Please copy all the lines that follow, word for word.
◆ ◆ ◆ ◆
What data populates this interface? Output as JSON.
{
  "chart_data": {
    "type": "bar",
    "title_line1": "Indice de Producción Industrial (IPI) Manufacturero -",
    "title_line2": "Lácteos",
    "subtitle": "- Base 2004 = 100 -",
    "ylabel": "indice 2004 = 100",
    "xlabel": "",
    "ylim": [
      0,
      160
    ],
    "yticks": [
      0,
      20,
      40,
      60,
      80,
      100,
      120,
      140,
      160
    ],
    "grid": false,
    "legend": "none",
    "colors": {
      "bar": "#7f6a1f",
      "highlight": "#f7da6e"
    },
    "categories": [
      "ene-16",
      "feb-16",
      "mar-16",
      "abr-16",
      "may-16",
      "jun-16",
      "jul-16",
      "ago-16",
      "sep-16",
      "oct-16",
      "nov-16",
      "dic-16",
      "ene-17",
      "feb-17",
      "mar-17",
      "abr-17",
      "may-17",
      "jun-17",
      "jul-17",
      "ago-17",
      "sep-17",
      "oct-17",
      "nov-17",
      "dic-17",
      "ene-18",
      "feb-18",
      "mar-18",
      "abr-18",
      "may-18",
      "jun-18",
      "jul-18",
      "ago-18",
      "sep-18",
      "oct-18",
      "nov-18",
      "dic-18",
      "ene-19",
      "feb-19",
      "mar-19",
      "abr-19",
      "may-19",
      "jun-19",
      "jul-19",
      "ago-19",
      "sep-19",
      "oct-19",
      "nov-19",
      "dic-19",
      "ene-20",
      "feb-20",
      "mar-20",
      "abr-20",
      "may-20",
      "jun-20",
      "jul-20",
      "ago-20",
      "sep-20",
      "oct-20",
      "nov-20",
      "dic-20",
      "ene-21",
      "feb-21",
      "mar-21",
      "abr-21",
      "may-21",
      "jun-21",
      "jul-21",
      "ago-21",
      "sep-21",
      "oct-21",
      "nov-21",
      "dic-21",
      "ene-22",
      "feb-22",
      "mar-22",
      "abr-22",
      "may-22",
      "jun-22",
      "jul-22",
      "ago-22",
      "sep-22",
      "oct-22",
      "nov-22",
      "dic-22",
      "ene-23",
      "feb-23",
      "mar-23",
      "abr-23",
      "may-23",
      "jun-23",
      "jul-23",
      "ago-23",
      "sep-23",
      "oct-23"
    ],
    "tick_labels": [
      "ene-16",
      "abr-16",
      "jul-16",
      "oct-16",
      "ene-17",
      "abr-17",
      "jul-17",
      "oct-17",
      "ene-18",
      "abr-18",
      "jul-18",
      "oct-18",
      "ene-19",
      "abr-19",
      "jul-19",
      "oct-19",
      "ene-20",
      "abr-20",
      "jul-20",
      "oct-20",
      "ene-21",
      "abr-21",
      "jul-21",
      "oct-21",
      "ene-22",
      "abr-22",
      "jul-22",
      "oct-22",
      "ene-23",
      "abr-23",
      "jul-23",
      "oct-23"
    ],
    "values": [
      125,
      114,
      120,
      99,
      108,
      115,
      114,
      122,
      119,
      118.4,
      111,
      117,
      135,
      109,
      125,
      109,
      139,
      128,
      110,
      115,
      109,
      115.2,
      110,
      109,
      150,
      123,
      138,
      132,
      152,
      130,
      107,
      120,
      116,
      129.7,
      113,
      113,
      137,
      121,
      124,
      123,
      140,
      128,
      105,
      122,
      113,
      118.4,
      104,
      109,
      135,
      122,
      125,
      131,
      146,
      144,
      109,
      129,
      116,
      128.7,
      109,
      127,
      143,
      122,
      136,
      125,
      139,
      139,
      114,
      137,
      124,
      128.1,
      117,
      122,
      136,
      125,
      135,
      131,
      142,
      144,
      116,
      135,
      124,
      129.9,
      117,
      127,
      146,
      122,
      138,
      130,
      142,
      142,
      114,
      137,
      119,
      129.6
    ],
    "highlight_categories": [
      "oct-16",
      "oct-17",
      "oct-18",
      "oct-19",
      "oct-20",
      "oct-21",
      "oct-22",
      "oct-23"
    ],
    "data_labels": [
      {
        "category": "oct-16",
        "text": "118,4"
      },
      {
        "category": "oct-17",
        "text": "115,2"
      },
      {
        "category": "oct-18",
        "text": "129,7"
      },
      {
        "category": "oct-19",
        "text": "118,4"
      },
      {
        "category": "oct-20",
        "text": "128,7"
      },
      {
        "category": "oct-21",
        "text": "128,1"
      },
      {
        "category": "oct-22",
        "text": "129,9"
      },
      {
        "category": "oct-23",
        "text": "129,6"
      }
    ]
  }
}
◆ ◆ ◆ ◆
WRITTEN SOLUTION:
What data populates this interface? Output as JSON.
{
  "chart_data": {
    "type": "bar",
    "title_line1": "Indice de Producción Industrial (IPI) Manufacturero -",
    "title_line2": "Lácteos",
    "subtitle": "- Base 2004 = 100 -",
    "ylabel": "indice 2004 = 100",
    "xlabel": "",
    "ylim": [
      0,
      160
    ],
    "yticks": [
      0,
      20,
      40,
      60,
      80,
      100,
      120,
      140,
      160
    ],
    "grid": false,
    "legend": "none",
    "colors": {
      "bar": "#7f6a1f",
      "highlight": "#f7da6e"
    },
    "categories": [
      "ene-16",
      "feb-16",
      "mar-16",
      "abr-16",
      "may-16",
      "jun-16",
      "jul-16",
      "ago-16",
      "sep-16",
      "oct-16",
      "nov-16",
      "dic-16",
      "ene-17",
      "feb-17",
      "mar-17",
      "abr-17",
      "may-17",
      "jun-17",
      "jul-17",
      "ago-17",
      "sep-17",
      "oct-17",
      "nov-17",
      "dic-17",
      "ene-18",
      "feb-18",
      "mar-18",
      "abr-18",
      "may-18",
      "jun-18",
      "jul-18",
      "ago-18",
      "sep-18",
      "oct-18",
      "nov-18",
      "dic-18",
      "ene-19",
      "feb-19",
      "mar-19",
      "abr-19",
      "may-19",
      "jun-19",
      "jul-19",
      "ago-19",
      "sep-19",
      "oct-19",
      "nov-19",
      "dic-19",
      "ene-20",
      "feb-20",
      "mar-20",
      "abr-20",
      "may-20",
      "jun-20",
      "jul-20",
      "ago-20",
      "sep-20",
      "oct-20",
      "nov-20",
      "dic-20",
      "ene-21",
      "feb-21",
      "mar-21",
      "abr-21",
      "may-21",
      "jun-21",
      "jul-21",
      "ago-21",
      "sep-21",
      "oct-21",
      "nov-21",
      "dic-21",
      "ene-22",
      "feb-22",
      "mar-22",
      "abr-22",
      "may-22",
      "jun-22",
      "jul-22",
      "ago-22",
      "sep-22",
      "oct-22",
      "nov-22",
      "dic-22",
      "ene-23",
      "feb-23",
      "mar-23",
      "abr-23",
      "may-23",
      "jun-23",
      "jul-23",
      "ago-23",
      "sep-23",
      "oct-23"
    ],
    "tick_labels": [
      "ene-16",
      "abr-16",
      "jul-16",
      "oct-16",
      "ene-17",
      "abr-17",
      "jul-17",
      "oct-17",
      "ene-18",
      "abr-18",
      "jul-18",
      "oct-18",
      "ene-19",
      "abr-19",
      "jul-19",
      "oct-19",
      "ene-20",
      "abr-20",
      "jul-20",
      "oct-20",
      "ene-21",
      "abr-21",
      "jul-21",
      "oct-21",
      "ene-22",
      "abr-22",
      "jul-22",
      "oct-22",
      "ene-23",
      "abr-23",
      "jul-23",
      "oct-23"
    ],
    "values": [
      125,
      114,
      120,
      99,
      108,
      115,
      114,
      122,
      119,
      118.4,
      111,
      117,
      135,
      109,
      125,
      109,
      139,
      128,
      110,
      115,
      109,
      115.2,
      110,
      109,
      150,
      123,
      138,
      132,
      152,
      130,
      107,
      120,
      116,
      129.7,
      113,
      113,
      137,
      121,
      124,
      123,
      140,
      128,
      105,
      122,
      113,
      118.4,
      104,
      109,
      135,
      122,
      125,
      131,
      146,
      144,
      109,
      129,
      116,
      128.7,
      109,
      127,
      143,
      122,
      136,
      125,
      139,
      139,
      114,
      137,
      124,
      128.1,
      117,
      122,
      136,
      125,
      135,
      131,
      142,
      144,
      116,
      135,
      124,
      129.9,
      117,
      127,
      146,
      122,
      138,
      130,
      142,
      142,
      114,
      137,
      119,
      129.6
    ],
    "highlight_categories": [
      "oct-16",
      "oct-17",
      "oct-18",
      "oct-19",
      "oct-20",
      "oct-21",
      "oct-22",
      "oct-23"
    ],
    "data_labels": [
      {
        "category": "oct-16",
        "text": "118,4"
      },
      {
        "category": "oct-17",
        "text": "115,2"
      },
      {
        "category": "oct-18",
        "text": "129,7"
      },
      {
        "category": "oct-19",
        "text": "118,4"
      },
      {
        "category": "oct-20",
        "text": "128,7"
      },
      {
        "category": "oct-21",
        "text": "128,1"
      },
      {
        "category": "oct-22",
        "text": "129,9"
      },
      {
        "category": "oct-23",
        "text": "129,6"
      }
    ]
  }
}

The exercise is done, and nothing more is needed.